**Goal of the exercise**
Find the lines containing "this" and say how many there are, with no other words.

# START OF Material supplied

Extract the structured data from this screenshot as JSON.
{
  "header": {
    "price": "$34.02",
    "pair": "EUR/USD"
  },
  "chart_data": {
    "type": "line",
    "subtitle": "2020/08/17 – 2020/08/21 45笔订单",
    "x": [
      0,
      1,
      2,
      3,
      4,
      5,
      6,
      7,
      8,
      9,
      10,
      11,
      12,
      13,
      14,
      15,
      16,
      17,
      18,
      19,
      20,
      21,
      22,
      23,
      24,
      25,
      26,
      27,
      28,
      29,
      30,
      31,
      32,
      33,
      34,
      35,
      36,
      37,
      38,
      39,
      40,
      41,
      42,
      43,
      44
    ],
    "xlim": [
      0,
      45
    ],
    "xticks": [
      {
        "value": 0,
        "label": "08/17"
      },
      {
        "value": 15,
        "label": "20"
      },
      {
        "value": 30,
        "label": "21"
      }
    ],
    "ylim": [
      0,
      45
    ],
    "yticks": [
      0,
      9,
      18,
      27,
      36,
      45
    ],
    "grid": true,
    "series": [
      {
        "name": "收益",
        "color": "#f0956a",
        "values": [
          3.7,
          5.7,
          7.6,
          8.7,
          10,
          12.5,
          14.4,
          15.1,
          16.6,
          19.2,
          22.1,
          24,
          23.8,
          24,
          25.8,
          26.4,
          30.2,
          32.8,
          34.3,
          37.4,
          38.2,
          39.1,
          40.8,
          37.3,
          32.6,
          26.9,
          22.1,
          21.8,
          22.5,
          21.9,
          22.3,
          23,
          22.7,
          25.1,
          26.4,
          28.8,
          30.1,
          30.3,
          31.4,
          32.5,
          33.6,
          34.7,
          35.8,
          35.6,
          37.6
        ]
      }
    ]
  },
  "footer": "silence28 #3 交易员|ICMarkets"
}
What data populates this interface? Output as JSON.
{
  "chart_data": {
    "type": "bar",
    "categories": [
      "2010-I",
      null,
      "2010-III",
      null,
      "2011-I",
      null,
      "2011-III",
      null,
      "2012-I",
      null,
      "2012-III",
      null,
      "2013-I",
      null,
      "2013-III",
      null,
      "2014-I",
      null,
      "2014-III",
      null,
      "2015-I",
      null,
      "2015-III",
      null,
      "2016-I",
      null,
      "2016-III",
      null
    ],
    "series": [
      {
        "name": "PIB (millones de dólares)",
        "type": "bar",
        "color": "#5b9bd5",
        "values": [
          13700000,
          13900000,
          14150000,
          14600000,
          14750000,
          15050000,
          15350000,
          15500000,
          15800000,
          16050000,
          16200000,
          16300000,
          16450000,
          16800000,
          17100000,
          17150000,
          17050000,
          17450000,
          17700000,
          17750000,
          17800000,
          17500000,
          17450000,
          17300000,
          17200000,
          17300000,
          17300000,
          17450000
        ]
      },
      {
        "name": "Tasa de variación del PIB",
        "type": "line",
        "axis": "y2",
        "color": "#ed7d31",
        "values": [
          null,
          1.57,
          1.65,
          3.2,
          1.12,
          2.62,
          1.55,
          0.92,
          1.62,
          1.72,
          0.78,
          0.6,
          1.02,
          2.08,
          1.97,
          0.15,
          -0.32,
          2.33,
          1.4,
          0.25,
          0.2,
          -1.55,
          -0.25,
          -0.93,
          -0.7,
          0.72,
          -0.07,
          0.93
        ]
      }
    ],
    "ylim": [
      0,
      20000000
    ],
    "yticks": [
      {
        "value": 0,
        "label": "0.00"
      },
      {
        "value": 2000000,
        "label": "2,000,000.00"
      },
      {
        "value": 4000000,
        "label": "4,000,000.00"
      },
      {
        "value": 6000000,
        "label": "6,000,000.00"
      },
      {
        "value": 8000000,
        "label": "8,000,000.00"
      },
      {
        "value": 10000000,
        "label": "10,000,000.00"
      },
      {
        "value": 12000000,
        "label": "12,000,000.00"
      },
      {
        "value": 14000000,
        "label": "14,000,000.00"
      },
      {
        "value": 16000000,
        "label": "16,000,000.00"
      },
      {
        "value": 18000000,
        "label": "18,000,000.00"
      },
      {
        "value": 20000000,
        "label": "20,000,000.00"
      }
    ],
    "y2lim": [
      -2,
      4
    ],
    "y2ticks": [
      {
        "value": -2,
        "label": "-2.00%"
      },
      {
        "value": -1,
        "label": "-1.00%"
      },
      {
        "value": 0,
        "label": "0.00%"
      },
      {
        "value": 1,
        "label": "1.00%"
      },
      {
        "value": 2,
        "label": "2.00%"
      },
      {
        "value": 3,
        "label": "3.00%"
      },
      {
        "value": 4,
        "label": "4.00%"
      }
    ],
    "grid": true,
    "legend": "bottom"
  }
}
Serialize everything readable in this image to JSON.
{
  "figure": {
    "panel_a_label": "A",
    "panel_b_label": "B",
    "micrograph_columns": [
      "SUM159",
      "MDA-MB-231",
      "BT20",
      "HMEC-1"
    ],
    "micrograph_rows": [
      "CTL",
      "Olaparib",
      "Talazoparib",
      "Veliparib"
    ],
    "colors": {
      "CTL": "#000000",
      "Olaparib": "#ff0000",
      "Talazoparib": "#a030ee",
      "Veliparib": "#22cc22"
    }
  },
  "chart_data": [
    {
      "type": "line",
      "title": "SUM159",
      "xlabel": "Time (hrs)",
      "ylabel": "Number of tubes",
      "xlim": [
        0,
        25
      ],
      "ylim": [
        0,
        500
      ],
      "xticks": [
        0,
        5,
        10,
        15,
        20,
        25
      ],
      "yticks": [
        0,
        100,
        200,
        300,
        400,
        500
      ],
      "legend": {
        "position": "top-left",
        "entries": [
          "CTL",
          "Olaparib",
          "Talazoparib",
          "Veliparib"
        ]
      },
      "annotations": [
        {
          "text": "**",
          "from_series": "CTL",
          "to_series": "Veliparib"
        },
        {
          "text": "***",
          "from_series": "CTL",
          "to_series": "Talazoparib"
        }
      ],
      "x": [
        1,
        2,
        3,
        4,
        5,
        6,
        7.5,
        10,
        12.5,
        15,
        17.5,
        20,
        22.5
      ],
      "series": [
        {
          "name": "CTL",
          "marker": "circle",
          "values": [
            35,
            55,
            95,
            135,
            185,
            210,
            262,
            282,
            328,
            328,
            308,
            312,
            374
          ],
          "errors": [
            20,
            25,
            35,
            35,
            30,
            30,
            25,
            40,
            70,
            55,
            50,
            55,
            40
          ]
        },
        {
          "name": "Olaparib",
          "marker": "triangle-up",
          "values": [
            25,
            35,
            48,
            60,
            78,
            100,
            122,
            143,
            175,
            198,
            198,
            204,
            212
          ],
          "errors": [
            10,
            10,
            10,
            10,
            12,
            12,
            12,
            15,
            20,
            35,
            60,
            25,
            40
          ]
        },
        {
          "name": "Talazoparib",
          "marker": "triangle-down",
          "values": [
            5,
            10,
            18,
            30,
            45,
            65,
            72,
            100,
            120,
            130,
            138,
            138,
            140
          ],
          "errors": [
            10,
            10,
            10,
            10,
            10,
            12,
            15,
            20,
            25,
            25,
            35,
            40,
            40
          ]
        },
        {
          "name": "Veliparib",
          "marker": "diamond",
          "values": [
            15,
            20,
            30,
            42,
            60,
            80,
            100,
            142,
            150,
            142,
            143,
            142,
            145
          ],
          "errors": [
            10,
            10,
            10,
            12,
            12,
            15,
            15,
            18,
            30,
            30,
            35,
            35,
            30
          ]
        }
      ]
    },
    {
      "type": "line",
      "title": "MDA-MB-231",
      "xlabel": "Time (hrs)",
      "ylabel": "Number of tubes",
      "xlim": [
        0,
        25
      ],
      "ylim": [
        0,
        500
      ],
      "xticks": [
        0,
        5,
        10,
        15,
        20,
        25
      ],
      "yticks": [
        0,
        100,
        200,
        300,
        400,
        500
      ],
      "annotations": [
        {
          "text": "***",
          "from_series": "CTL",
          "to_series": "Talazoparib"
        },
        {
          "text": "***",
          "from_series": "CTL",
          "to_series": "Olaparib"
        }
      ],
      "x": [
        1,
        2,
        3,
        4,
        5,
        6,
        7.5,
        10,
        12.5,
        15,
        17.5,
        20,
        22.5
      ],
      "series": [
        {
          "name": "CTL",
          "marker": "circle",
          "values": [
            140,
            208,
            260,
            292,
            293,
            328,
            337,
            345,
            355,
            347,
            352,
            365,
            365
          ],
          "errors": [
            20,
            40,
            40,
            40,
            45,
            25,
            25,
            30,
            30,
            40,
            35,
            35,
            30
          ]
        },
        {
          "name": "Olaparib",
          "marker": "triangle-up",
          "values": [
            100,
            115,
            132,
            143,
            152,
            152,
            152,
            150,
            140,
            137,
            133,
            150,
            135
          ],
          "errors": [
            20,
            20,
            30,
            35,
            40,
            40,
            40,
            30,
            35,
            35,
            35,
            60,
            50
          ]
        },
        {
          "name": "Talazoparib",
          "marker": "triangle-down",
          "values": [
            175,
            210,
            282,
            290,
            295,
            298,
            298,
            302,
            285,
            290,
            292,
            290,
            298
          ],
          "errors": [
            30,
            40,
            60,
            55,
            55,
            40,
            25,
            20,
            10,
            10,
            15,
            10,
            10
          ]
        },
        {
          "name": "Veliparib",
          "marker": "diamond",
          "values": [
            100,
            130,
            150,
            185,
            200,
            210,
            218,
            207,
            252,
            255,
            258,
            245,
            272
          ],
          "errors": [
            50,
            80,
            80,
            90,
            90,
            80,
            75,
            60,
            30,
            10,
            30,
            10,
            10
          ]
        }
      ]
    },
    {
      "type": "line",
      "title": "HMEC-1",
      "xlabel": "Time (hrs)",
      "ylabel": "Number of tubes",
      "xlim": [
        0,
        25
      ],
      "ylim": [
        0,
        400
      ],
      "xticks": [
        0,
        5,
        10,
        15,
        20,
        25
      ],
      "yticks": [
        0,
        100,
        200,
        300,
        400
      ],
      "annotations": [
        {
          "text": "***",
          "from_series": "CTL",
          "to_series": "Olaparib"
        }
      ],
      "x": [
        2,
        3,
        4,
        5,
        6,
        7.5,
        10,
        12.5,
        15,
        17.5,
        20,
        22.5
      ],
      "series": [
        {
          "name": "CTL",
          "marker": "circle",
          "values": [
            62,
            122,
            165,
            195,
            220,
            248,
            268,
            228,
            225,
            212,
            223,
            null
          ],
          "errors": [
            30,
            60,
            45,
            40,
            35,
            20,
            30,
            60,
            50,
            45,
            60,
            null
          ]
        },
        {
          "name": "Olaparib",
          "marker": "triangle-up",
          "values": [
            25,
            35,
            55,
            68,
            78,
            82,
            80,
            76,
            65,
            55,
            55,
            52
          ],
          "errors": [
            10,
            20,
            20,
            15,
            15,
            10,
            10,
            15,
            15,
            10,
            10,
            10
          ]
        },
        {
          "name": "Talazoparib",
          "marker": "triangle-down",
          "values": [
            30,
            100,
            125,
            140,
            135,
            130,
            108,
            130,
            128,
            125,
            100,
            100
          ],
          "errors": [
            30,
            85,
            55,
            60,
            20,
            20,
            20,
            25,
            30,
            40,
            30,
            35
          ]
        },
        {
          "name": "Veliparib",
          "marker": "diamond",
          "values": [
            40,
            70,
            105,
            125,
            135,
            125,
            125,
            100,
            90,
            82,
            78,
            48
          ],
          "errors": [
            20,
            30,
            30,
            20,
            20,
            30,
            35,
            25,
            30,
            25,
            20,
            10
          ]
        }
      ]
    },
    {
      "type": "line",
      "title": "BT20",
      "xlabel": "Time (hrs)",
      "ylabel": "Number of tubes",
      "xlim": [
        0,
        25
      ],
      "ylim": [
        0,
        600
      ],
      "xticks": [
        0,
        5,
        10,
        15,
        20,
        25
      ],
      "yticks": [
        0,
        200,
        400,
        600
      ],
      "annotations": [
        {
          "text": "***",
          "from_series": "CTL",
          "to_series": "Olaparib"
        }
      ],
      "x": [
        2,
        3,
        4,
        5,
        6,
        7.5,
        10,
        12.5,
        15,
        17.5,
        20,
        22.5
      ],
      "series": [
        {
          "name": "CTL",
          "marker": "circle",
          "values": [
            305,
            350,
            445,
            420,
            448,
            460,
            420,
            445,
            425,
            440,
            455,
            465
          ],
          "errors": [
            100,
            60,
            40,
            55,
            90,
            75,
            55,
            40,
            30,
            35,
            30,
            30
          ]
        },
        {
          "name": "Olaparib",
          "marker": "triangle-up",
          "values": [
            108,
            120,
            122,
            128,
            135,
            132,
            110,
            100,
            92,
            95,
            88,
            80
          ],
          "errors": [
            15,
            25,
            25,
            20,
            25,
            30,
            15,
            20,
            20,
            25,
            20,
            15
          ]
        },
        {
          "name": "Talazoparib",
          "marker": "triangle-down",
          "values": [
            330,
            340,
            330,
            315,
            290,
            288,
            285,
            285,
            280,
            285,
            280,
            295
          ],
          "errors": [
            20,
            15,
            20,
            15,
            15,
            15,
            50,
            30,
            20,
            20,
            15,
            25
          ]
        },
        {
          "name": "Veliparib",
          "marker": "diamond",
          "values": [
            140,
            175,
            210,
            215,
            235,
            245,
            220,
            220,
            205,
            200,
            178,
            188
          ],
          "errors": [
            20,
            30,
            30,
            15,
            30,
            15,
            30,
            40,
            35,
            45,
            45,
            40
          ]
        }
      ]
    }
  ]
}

# END OF Material supplied

**Reply to the task**
3